### Instructions to follow
Using the data below, copy each line that includes the word "countries".
— BEGIN —
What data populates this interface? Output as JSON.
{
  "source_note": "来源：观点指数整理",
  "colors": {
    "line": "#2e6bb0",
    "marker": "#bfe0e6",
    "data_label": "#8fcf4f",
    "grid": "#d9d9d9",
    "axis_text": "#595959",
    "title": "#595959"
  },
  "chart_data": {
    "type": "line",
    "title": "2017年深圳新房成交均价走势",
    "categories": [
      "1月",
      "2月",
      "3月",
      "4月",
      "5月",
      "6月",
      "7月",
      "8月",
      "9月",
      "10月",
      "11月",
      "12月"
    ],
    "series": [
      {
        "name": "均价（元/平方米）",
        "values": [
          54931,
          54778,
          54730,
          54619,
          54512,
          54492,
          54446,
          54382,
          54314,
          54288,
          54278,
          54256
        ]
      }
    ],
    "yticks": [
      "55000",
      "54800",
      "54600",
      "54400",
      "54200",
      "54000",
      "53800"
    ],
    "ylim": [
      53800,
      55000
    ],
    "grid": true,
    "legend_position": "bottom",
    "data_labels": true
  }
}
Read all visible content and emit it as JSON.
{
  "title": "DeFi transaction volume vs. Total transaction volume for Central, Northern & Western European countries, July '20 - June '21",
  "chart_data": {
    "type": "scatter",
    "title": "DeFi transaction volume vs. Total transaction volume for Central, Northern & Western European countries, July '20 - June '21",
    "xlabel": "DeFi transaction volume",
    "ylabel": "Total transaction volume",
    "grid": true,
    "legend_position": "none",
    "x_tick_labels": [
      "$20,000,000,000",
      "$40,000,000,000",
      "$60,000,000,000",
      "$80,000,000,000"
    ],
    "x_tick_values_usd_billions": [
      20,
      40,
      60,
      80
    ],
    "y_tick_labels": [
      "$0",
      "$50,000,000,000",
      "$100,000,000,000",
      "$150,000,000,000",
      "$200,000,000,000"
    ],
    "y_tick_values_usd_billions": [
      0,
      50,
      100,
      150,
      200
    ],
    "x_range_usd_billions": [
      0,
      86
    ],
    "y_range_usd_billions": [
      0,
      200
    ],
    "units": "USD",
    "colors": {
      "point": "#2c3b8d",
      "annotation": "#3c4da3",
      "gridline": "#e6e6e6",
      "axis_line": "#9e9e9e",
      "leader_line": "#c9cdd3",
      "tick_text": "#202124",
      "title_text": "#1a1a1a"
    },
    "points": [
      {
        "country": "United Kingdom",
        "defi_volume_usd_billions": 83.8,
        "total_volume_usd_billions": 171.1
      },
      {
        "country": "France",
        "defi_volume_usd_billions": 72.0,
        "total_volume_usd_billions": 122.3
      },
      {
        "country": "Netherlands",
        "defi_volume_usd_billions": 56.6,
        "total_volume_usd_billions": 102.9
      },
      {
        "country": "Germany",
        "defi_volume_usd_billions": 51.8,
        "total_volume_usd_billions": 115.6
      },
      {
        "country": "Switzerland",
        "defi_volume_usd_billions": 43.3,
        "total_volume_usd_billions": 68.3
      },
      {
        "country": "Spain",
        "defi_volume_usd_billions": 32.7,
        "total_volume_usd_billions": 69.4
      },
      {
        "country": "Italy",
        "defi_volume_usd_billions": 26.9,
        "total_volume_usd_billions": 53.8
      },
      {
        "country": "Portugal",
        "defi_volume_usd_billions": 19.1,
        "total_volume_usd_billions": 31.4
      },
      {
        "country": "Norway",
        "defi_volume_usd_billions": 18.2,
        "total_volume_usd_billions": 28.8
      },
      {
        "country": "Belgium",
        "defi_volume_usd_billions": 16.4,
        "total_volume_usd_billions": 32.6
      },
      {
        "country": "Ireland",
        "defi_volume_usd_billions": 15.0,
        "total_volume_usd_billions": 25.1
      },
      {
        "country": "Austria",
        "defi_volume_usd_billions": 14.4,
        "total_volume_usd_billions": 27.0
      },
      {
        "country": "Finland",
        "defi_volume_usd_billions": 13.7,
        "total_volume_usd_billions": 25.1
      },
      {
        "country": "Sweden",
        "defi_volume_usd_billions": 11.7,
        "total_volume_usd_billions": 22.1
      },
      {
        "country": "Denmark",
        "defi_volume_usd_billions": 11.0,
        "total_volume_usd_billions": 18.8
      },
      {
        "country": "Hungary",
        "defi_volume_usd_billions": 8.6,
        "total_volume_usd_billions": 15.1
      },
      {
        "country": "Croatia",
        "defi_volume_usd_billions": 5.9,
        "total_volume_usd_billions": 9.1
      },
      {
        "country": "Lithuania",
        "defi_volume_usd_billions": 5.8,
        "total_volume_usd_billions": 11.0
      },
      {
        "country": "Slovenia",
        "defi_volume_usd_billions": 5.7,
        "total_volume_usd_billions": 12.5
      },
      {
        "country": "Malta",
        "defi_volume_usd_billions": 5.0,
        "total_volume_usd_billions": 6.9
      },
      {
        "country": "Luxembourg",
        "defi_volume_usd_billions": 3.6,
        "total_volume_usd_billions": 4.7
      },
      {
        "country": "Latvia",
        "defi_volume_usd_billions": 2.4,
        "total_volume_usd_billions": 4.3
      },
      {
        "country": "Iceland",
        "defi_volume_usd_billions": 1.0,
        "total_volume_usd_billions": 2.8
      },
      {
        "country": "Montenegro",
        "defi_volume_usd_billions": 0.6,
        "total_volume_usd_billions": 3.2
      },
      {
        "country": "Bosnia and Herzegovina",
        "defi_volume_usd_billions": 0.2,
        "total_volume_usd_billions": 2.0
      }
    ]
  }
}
— END —
### Exercise response
  "title": "DeFi transaction volume vs. Total transaction volume for Central, Northern & Western European countries, July '20 - June '21",
    "title": "DeFi transaction volume vs. Total transaction volume for Central, Northern & Western European countries, July '20 - June '21",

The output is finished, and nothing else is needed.